— PROBLEM —
Extract all lines containing "hardware".

— DATA SHOWN —
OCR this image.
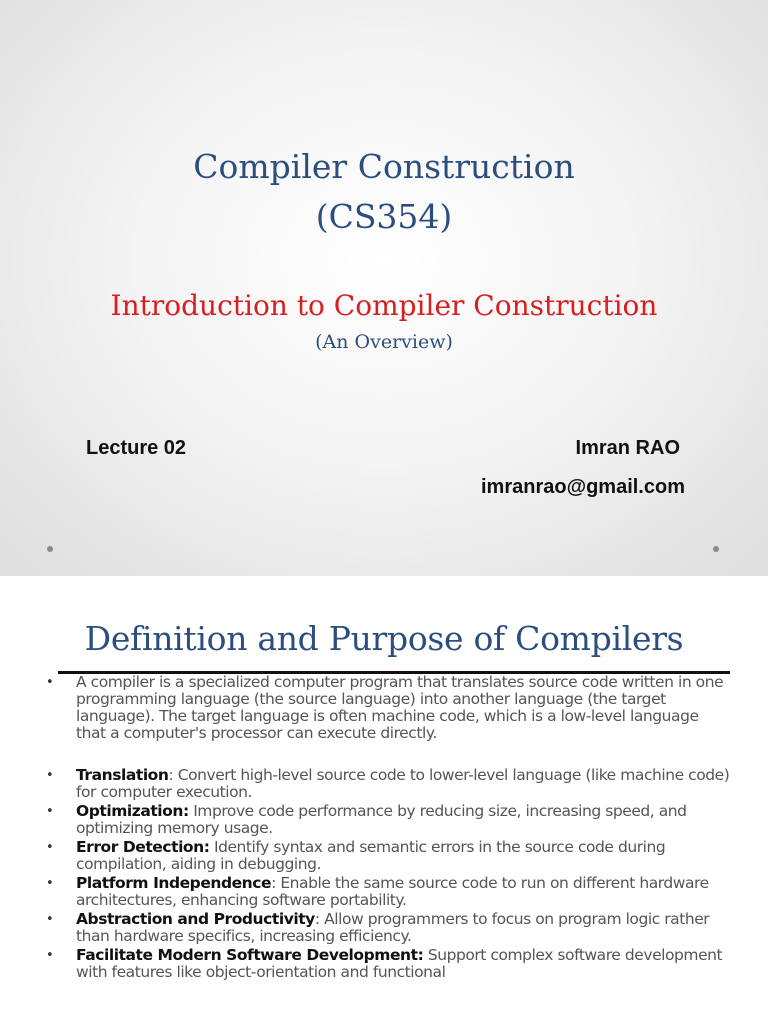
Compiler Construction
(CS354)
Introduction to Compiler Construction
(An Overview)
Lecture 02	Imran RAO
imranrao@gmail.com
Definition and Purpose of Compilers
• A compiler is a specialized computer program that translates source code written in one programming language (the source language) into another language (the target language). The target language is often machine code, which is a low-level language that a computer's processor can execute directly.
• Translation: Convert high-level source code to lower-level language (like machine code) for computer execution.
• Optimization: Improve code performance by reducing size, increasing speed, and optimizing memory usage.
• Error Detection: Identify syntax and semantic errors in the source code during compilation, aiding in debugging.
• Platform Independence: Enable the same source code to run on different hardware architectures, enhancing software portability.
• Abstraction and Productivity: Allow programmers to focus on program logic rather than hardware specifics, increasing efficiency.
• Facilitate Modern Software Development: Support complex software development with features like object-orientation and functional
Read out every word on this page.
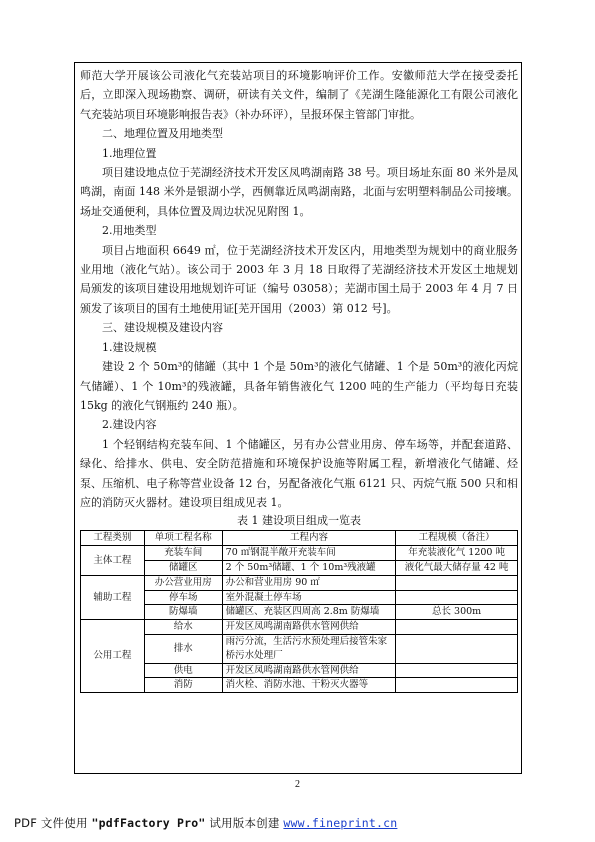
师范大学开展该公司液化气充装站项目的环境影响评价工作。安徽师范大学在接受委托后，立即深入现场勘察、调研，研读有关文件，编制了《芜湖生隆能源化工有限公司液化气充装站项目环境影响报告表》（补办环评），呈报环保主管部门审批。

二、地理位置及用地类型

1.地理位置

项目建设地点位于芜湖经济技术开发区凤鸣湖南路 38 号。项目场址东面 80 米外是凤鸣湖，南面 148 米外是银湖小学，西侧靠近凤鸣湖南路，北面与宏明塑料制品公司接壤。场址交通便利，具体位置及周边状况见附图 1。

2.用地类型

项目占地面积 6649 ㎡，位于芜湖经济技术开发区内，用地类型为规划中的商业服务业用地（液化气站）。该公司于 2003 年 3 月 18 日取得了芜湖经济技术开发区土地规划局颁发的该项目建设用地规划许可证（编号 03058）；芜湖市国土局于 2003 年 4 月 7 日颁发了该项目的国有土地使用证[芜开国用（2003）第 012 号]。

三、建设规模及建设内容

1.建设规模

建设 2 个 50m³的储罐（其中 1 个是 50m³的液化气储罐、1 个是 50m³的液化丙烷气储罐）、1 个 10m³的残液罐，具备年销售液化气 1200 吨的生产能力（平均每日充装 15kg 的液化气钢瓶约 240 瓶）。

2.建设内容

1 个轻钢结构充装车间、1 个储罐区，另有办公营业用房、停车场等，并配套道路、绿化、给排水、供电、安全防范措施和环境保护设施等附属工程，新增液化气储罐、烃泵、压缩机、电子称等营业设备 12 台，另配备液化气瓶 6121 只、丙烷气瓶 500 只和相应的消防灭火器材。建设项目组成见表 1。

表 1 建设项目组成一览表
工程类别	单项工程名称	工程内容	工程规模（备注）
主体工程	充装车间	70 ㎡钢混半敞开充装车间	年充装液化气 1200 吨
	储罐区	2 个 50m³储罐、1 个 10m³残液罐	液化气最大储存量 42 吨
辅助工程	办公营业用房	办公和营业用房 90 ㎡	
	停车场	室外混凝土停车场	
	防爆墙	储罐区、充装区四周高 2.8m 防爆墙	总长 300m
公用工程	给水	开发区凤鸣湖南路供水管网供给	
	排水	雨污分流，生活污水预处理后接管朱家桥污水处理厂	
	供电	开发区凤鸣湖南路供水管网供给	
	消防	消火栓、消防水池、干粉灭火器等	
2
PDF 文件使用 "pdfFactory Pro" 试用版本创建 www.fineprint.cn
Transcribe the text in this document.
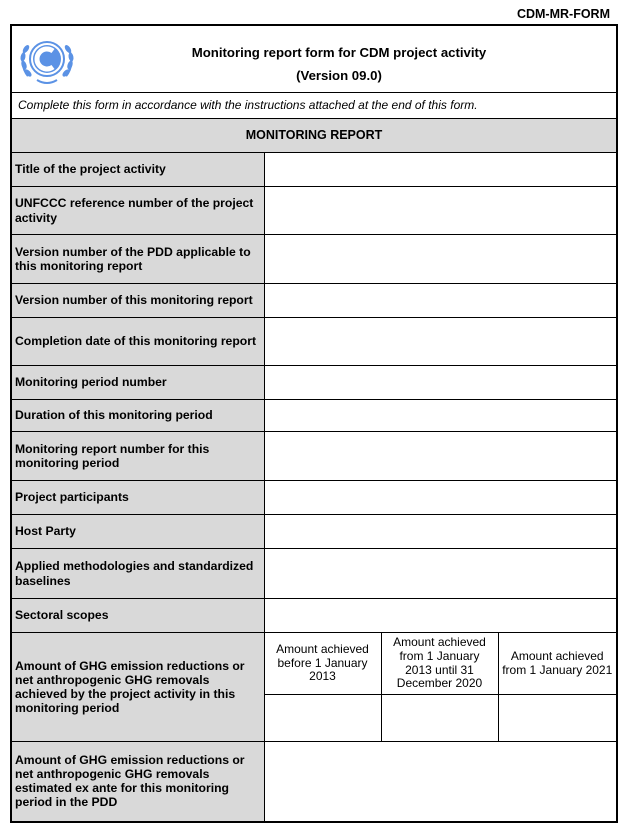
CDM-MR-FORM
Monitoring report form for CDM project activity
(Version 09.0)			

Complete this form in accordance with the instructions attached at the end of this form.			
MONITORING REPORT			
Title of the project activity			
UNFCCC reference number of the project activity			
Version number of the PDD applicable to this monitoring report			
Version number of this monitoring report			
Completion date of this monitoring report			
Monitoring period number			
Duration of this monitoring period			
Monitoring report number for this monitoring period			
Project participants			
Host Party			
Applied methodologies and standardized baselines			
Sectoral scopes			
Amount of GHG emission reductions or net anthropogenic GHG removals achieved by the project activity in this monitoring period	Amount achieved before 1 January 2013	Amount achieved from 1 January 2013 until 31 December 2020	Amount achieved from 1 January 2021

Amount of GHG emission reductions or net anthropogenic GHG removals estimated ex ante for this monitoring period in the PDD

— CORRECT RESPONSE —
• Platform Independence: Enable the same source code to run on different hardware architectures, enhancing software portability.
• Abstraction and Productivity: Allow programmers to focus on program logic rather than hardware specifics, increasing efficiency.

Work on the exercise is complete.